■ **Task brief**: Copy out each line exactly as it appears.

■ **Data for this task**:
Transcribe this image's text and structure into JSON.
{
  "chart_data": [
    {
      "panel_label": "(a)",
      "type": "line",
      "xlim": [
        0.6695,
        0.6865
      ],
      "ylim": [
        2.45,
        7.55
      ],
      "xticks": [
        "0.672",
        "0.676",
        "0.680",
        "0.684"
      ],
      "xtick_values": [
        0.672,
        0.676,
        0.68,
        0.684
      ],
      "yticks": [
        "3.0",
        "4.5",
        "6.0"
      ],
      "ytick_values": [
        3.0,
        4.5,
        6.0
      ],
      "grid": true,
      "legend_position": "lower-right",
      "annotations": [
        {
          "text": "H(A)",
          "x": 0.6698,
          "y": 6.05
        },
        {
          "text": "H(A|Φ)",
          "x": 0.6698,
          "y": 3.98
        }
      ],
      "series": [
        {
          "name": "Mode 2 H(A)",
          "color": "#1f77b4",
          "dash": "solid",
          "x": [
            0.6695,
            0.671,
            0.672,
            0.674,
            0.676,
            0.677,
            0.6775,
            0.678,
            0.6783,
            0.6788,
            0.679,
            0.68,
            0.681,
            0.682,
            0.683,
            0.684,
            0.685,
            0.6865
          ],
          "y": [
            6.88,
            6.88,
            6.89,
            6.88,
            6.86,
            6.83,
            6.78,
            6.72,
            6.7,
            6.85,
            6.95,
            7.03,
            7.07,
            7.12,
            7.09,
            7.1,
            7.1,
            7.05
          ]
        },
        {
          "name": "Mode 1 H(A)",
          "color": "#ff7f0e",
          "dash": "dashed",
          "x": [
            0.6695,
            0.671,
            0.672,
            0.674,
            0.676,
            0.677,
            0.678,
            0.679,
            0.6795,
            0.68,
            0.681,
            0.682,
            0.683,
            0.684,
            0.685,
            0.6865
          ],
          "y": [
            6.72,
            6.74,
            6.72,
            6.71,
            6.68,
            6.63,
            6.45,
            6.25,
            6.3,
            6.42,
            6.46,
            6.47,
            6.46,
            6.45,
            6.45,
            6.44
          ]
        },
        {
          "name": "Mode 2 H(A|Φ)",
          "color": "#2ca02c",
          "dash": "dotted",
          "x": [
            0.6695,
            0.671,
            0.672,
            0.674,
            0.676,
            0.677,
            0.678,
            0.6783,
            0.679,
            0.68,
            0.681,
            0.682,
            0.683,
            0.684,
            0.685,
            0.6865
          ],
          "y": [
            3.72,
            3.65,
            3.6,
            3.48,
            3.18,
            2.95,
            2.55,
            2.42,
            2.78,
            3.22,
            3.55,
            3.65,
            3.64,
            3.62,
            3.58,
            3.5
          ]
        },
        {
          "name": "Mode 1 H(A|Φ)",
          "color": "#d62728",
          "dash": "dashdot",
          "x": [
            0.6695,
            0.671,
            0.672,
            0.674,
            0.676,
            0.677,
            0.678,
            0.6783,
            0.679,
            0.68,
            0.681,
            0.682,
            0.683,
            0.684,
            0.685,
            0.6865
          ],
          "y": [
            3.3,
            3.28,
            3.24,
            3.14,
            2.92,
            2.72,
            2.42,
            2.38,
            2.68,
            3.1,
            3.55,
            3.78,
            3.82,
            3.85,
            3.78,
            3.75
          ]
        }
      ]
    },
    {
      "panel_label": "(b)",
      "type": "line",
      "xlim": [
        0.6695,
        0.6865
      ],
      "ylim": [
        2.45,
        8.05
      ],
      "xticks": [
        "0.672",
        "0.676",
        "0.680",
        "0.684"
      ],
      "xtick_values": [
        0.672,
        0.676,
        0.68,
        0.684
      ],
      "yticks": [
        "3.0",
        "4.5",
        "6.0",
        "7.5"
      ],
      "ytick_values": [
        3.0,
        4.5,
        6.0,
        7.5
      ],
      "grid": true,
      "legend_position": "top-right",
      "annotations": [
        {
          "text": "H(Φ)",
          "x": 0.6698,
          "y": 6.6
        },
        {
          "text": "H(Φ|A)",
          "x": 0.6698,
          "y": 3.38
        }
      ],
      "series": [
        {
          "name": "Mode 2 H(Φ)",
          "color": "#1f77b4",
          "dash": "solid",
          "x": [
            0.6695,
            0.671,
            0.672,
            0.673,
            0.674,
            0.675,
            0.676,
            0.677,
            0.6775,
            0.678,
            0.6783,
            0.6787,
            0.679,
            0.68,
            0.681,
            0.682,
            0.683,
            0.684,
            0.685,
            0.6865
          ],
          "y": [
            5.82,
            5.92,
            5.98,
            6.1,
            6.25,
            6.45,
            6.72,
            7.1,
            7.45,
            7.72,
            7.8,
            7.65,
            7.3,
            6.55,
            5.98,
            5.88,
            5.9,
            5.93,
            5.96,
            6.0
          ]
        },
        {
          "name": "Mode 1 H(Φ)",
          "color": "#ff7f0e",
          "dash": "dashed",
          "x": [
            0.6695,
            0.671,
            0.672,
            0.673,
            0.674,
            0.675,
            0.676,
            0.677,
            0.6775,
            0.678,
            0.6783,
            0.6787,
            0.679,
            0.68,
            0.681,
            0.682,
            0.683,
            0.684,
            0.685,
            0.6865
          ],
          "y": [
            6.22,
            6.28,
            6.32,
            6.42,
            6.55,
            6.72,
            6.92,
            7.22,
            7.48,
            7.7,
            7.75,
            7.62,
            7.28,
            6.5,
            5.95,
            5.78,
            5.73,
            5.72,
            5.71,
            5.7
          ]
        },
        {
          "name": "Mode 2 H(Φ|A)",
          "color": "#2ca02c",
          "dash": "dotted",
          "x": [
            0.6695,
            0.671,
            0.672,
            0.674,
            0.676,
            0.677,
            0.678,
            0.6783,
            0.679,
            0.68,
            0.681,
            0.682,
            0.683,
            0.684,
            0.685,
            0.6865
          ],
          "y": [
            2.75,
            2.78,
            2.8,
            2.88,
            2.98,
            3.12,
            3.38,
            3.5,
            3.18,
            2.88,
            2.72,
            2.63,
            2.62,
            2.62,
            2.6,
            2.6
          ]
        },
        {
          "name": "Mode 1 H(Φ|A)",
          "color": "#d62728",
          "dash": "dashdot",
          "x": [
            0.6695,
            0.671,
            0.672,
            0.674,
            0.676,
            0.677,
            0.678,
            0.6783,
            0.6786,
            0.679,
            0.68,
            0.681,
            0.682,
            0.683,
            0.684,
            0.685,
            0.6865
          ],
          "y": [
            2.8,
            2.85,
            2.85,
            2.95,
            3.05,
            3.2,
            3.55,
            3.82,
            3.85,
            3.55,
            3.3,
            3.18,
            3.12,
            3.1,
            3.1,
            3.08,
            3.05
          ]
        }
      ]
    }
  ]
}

■ **Solution to the exercise**:
Transcribe this image's text and structure into JSON.
{
  "chart_data": [
    {
      "panel_label": "(a)",
      "type": "line",
      "xlim": [
        0.6695,
        0.6865
      ],
      "ylim": [
        2.45,
        7.55
      ],
      "xticks": [
        "0.672",
        "0.676",
        "0.680",
        "0.684"
      ],
      "xtick_values": [
        0.672,
        0.676,
        0.68,
        0.684
      ],
      "yticks": [
        "3.0",
        "4.5",
        "6.0"
      ],
      "ytick_values": [
        3.0,
        4.5,
        6.0
      ],
      "grid": true,
      "legend_position": "lower-right",
      "annotations": [
        {
          "text": "H(A)",
          "x": 0.6698,
          "y": 6.05
        },
        {
          "text": "H(A|Φ)",
          "x": 0.6698,
          "y": 3.98
        }
      ],
      "series": [
        {
          "name": "Mode 2 H(A)",
          "color": "#1f77b4",
          "dash": "solid",
          "x": [
            0.6695,
            0.671,
            0.672,
            0.674,
            0.676,
            0.677,
            0.6775,
            0.678,
            0.6783,
            0.6788,
            0.679,
            0.68,
            0.681,
            0.682,
            0.683,
            0.684,
            0.685,
            0.6865
          ],
          "y": [
            6.88,
            6.88,
            6.89,
            6.88,
            6.86,
            6.83,
            6.78,
            6.72,
            6.7,
            6.85,
            6.95,
            7.03,
            7.07,
            7.12,
            7.09,
            7.1,
            7.1,
            7.05
          ]
        },
        {
          "name": "Mode 1 H(A)",
          "color": "#ff7f0e",
          "dash": "dashed",
          "x": [
            0.6695,
            0.671,
            0.672,
            0.674,
            0.676,
            0.677,
            0.678,
            0.679,
            0.6795,
            0.68,
            0.681,
            0.682,
            0.683,
            0.684,
            0.685,
            0.6865
          ],
          "y": [
            6.72,
            6.74,
            6.72,
            6.71,
            6.68,
            6.63,
            6.45,
            6.25,
            6.3,
            6.42,
            6.46,
            6.47,
            6.46,
            6.45,
            6.45,
            6.44
          ]
        },
        {
          "name": "Mode 2 H(A|Φ)",
          "color": "#2ca02c",
          "dash": "dotted",
          "x": [
            0.6695,
            0.671,
            0.672,
            0.674,
            0.676,
            0.677,
            0.678,
            0.6783,
            0.679,
            0.68,
            0.681,
            0.682,
            0.683,
            0.684,
            0.685,
            0.6865
          ],
          "y": [
            3.72,
            3.65,
            3.6,
            3.48,
            3.18,
            2.95,
            2.55,
            2.42,
            2.78,
            3.22,
            3.55,
            3.65,
            3.64,
            3.62,
            3.58,
            3.5
          ]
        },
        {
          "name": "Mode 1 H(A|Φ)",
          "color": "#d62728",
          "dash": "dashdot",
          "x": [
            0.6695,
            0.671,
            0.672,
            0.674,
            0.676,
            0.677,
            0.678,
            0.6783,
            0.679,
            0.68,
            0.681,
            0.682,
            0.683,
            0.684,
            0.685,
            0.6865
          ],
          "y": [
            3.3,
            3.28,
            3.24,
            3.14,
            2.92,
            2.72,
            2.42,
            2.38,
            2.68,
            3.1,
            3.55,
            3.78,
            3.82,
            3.85,
            3.78,
            3.75
          ]
        }
      ]
    },
    {
      "panel_label": "(b)",
      "type": "line",
      "xlim": [
        0.6695,
        0.6865
      ],
      "ylim": [
        2.45,
        8.05
      ],
      "xticks": [
        "0.672",
        "0.676",
        "0.680",
        "0.684"
      ],
      "xtick_values": [
        0.672,
        0.676,
        0.68,
        0.684
      ],
      "yticks": [
        "3.0",
        "4.5",
        "6.0",
        "7.5"
      ],
      "ytick_values": [
        3.0,
        4.5,
        6.0,
        7.5
      ],
      "grid": true,
      "legend_position": "top-right",
      "annotations": [
        {
          "text": "H(Φ)",
          "x": 0.6698,
          "y": 6.6
        },
        {
          "text": "H(Φ|A)",
          "x": 0.6698,
          "y": 3.38
        }
      ],
      "series": [
        {
          "name": "Mode 2 H(Φ)",
          "color": "#1f77b4",
          "dash": "solid",
          "x": [
            0.6695,
            0.671,
            0.672,
            0.673,
            0.674,
            0.675,
            0.676,
            0.677,
            0.6775,
            0.678,
            0.6783,
            0.6787,
            0.679,
            0.68,
            0.681,
            0.682,
            0.683,
            0.684,
            0.685,
            0.6865
          ],
          "y": [
            5.82,
            5.92,
            5.98,
            6.1,
            6.25,
            6.45,
            6.72,
            7.1,
            7.45,
            7.72,
            7.8,
            7.65,
            7.3,
            6.55,
            5.98,
            5.88,
            5.9,
            5.93,
            5.96,
            6.0
          ]
        },
        {
          "name": "Mode 1 H(Φ)",
          "color": "#ff7f0e",
          "dash": "dashed",
          "x": [
            0.6695,
            0.671,
            0.672,
            0.673,
            0.674,
            0.675,
            0.676,
            0.677,
            0.6775,
            0.678,
            0.6783,
            0.6787,
            0.679,
            0.68,
            0.681,
            0.682,
            0.683,
            0.684,
            0.685,
            0.6865
          ],
          "y": [
            6.22,
            6.28,
            6.32,
            6.42,
            6.55,
            6.72,
            6.92,
            7.22,
            7.48,
            7.7,
            7.75,
            7.62,
            7.28,
            6.5,
            5.95,
            5.78,
            5.73,
            5.72,
            5.71,
            5.7
          ]
        },
        {
          "name": "Mode 2 H(Φ|A)",
          "color": "#2ca02c",
          "dash": "dotted",
          "x": [
            0.6695,
            0.671,
            0.672,
            0.674,
            0.676,
            0.677,
            0.678,
            0.6783,
            0.679,
            0.68,
            0.681,
            0.682,
            0.683,
            0.684,
            0.685,
            0.6865
          ],
          "y": [
            2.75,
            2.78,
            2.8,
            2.88,
            2.98,
            3.12,
            3.38,
            3.5,
            3.18,
            2.88,
            2.72,
            2.63,
            2.62,
            2.62,
            2.6,
            2.6
          ]
        },
        {
          "name": "Mode 1 H(Φ|A)",
          "color": "#d62728",
          "dash": "dashdot",
          "x": [
            0.6695,
            0.671,
            0.672,
            0.674,
            0.676,
            0.677,
            0.678,
            0.6783,
            0.6786,
            0.679,
            0.68,
            0.681,
            0.682,
            0.683,
            0.684,
            0.685,
            0.6865
          ],
          "y": [
            2.8,
            2.85,
            2.85,
            2.95,
            3.05,
            3.2,
            3.55,
            3.82,
            3.85,
            3.55,
            3.3,
            3.18,
            3.12,
            3.1,
            3.1,
            3.08,
            3.05
          ]
        }
      ]
    }
  ]
}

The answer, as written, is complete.